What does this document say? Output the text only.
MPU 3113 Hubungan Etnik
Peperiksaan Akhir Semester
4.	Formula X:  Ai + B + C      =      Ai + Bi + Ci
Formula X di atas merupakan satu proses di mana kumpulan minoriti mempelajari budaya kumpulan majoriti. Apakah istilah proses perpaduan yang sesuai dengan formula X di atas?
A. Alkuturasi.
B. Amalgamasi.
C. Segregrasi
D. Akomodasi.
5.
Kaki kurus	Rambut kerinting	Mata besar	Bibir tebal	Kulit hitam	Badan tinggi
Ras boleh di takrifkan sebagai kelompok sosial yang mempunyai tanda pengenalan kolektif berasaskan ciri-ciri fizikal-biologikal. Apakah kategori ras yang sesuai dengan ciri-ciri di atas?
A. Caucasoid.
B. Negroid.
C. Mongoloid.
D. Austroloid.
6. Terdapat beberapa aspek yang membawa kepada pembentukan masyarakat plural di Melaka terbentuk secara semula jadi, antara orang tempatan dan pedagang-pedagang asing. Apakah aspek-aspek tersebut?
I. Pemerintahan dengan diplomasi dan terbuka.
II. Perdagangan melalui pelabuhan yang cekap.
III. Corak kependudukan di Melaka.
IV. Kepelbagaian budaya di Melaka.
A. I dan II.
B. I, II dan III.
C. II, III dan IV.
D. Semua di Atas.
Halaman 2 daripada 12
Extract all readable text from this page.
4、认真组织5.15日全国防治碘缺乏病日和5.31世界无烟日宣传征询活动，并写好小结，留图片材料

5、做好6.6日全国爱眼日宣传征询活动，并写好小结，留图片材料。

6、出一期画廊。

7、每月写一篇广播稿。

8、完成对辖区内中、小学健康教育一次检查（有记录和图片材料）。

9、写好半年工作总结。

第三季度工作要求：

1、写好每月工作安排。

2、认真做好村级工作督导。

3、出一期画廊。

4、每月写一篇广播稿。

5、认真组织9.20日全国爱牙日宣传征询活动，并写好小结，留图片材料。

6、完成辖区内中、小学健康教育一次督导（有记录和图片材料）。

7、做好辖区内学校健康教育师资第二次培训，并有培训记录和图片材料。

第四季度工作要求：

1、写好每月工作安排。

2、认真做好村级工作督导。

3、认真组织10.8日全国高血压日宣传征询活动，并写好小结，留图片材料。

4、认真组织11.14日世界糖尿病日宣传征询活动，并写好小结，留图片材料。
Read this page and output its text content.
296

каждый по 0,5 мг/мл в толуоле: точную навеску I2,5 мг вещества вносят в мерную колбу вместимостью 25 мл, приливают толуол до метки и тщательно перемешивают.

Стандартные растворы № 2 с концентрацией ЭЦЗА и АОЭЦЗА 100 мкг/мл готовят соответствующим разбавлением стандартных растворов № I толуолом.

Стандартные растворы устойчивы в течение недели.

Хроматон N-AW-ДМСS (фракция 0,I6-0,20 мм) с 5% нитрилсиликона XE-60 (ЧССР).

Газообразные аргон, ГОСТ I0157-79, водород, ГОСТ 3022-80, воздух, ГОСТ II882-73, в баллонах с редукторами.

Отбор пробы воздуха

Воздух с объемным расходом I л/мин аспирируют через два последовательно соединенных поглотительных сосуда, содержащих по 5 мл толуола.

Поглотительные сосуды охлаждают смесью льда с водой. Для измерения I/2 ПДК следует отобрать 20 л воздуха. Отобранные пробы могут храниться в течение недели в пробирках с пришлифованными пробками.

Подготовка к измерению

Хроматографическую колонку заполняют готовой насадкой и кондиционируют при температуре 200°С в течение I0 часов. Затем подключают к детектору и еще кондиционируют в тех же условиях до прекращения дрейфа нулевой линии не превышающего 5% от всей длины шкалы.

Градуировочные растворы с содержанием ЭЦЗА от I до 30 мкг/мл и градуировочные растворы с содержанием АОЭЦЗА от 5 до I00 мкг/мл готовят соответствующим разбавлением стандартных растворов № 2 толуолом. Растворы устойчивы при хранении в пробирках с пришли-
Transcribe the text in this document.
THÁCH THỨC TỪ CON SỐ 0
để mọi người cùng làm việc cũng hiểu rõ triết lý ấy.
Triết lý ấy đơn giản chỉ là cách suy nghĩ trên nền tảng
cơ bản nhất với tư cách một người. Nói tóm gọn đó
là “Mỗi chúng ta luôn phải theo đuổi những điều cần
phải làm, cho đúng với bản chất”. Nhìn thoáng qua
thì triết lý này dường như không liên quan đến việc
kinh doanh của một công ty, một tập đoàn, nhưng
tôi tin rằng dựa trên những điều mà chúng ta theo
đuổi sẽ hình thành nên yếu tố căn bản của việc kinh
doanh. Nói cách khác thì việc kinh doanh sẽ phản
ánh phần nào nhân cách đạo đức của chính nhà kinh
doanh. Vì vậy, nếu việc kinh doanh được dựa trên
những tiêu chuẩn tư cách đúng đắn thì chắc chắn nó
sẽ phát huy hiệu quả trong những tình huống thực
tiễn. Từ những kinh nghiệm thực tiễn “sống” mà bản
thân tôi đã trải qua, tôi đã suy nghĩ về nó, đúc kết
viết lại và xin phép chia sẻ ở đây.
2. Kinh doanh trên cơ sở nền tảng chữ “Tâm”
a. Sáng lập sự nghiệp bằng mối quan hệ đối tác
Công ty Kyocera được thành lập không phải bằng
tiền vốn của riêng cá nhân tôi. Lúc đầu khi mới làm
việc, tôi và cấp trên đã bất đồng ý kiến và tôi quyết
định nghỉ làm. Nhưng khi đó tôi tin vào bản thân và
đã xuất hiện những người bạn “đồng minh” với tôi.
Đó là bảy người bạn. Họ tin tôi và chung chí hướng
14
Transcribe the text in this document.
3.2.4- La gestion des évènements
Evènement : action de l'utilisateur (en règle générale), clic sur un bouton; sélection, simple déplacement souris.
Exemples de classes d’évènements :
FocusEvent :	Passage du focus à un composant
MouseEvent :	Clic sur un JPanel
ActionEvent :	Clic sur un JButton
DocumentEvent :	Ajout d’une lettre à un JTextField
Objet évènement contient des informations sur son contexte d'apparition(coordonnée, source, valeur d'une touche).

## Exercise task
Produce an exact copy of all the records.

## Final answer
What does this document say? Output the text only.
MPU 3113 Hubungan Etnik
Peperiksaan Akhir Semester
4.	Formula X:  Ai + B + C      =      Ai + Bi + Ci
Formula X di atas merupakan satu proses di mana kumpulan minoriti mempelajari budaya kumpulan majoriti. Apakah istilah proses perpaduan yang sesuai dengan formula X di atas?
A. Alkuturasi.
B. Amalgamasi.
C. Segregrasi
D. Akomodasi.
5.
Kaki kurus	Rambut kerinting	Mata besar	Bibir tebal	Kulit hitam	Badan tinggi
Ras boleh di takrifkan sebagai kelompok sosial yang mempunyai tanda pengenalan kolektif berasaskan ciri-ciri fizikal-biologikal. Apakah kategori ras yang sesuai dengan ciri-ciri di atas?
A. Caucasoid.
B. Negroid.
C. Mongoloid.
D. Austroloid.
6. Terdapat beberapa aspek yang membawa kepada pembentukan masyarakat plural di Melaka terbentuk secara semula jadi, antara orang tempatan dan pedagang-pedagang asing. Apakah aspek-aspek tersebut?
I. Pemerintahan dengan diplomasi dan terbuka.
II. Perdagangan melalui pelabuhan yang cekap.
III. Corak kependudukan di Melaka.
IV. Kepelbagaian budaya di Melaka.
A. I dan II.
B. I, II dan III.
C. II, III dan IV.
D. Semua di Atas.
Halaman 2 daripada 12
Extract all readable text from this page.
4、认真组织5.15日全国防治碘缺乏病日和5.31世界无烟日宣传征询活动，并写好小结，留图片材料

5、做好6.6日全国爱眼日宣传征询活动，并写好小结，留图片材料。

6、出一期画廊。

7、每月写一篇广播稿。

8、完成对辖区内中、小学健康教育一次检查（有记录和图片材料）。

9、写好半年工作总结。

第三季度工作要求：

1、写好每月工作安排。

2、认真做好村级工作督导。

3、出一期画廊。

4、每月写一篇广播稿。

5、认真组织9.20日全国爱牙日宣传征询活动，并写好小结，留图片材料。

6、完成辖区内中、小学健康教育一次督导（有记录和图片材料）。

7、做好辖区内学校健康教育师资第二次培训，并有培训记录和图片材料。

第四季度工作要求：

1、写好每月工作安排。

2、认真做好村级工作督导。

3、认真组织10.8日全国高血压日宣传征询活动，并写好小结，留图片材料。

4、认真组织11.14日世界糖尿病日宣传征询活动，并写好小结，留图片材料。
Read this page and output its text content.
296

каждый по 0,5 мг/мл в толуоле: точную навеску I2,5 мг вещества вносят в мерную колбу вместимостью 25 мл, приливают толуол до метки и тщательно перемешивают.

Стандартные растворы № 2 с концентрацией ЭЦЗА и АОЭЦЗА 100 мкг/мл готовят соответствующим разбавлением стандартных растворов № I толуолом.

Стандартные растворы устойчивы в течение недели.

Хроматон N-AW-ДМСS (фракция 0,I6-0,20 мм) с 5% нитрилсиликона XE-60 (ЧССР).

Газообразные аргон, ГОСТ I0157-79, водород, ГОСТ 3022-80, воздух, ГОСТ II882-73, в баллонах с редукторами.

Отбор пробы воздуха

Воздух с объемным расходом I л/мин аспирируют через два последовательно соединенных поглотительных сосуда, содержащих по 5 мл толуола.

Поглотительные сосуды охлаждают смесью льда с водой. Для измерения I/2 ПДК следует отобрать 20 л воздуха. Отобранные пробы могут храниться в течение недели в пробирках с пришлифованными пробками.

Подготовка к измерению

Хроматографическую колонку заполняют готовой насадкой и кондиционируют при температуре 200°С в течение I0 часов. Затем подключают к детектору и еще кондиционируют в тех же условиях до прекращения дрейфа нулевой линии не превышающего 5% от всей длины шкалы.

Градуировочные растворы с содержанием ЭЦЗА от I до 30 мкг/мл и градуировочные растворы с содержанием АОЭЦЗА от 5 до I00 мкг/мл готовят соответствующим разбавлением стандартных растворов № 2 толуолом. Растворы устойчивы при хранении в пробирках с пришли-
Transcribe the text in this document.
THÁCH THỨC TỪ CON SỐ 0
để mọi người cùng làm việc cũng hiểu rõ triết lý ấy.
Triết lý ấy đơn giản chỉ là cách suy nghĩ trên nền tảng
cơ bản nhất với tư cách một người. Nói tóm gọn đó
là “Mỗi chúng ta luôn phải theo đuổi những điều cần
phải làm, cho đúng với bản chất”. Nhìn thoáng qua
thì triết lý này dường như không liên quan đến việc
kinh doanh của một công ty, một tập đoàn, nhưng
tôi tin rằng dựa trên những điều mà chúng ta theo
đuổi sẽ hình thành nên yếu tố căn bản của việc kinh
doanh. Nói cách khác thì việc kinh doanh sẽ phản
ánh phần nào nhân cách đạo đức của chính nhà kinh
doanh. Vì vậy, nếu việc kinh doanh được dựa trên
những tiêu chuẩn tư cách đúng đắn thì chắc chắn nó
sẽ phát huy hiệu quả trong những tình huống thực
tiễn. Từ những kinh nghiệm thực tiễn “sống” mà bản
thân tôi đã trải qua, tôi đã suy nghĩ về nó, đúc kết
viết lại và xin phép chia sẻ ở đây.
2. Kinh doanh trên cơ sở nền tảng chữ “Tâm”
a. Sáng lập sự nghiệp bằng mối quan hệ đối tác
Công ty Kyocera được thành lập không phải bằng
tiền vốn của riêng cá nhân tôi. Lúc đầu khi mới làm
việc, tôi và cấp trên đã bất đồng ý kiến và tôi quyết
định nghỉ làm. Nhưng khi đó tôi tin vào bản thân và
đã xuất hiện những người bạn “đồng minh” với tôi.
Đó là bảy người bạn. Họ tin tôi và chung chí hướng
14
Transcribe the text in this document.
3.2.4- La gestion des évènements
Evènement : action de l'utilisateur (en règle générale), clic sur un bouton; sélection, simple déplacement souris.
Exemples de classes d’évènements :
FocusEvent :	Passage du focus à un composant
MouseEvent :	Clic sur un JPanel
ActionEvent :	Clic sur un JButton
DocumentEvent :	Ajout d’une lettre à un JTextField
Objet évènement contient des informations sur son contexte d'apparition(coordonnée, source, valeur d'une touche).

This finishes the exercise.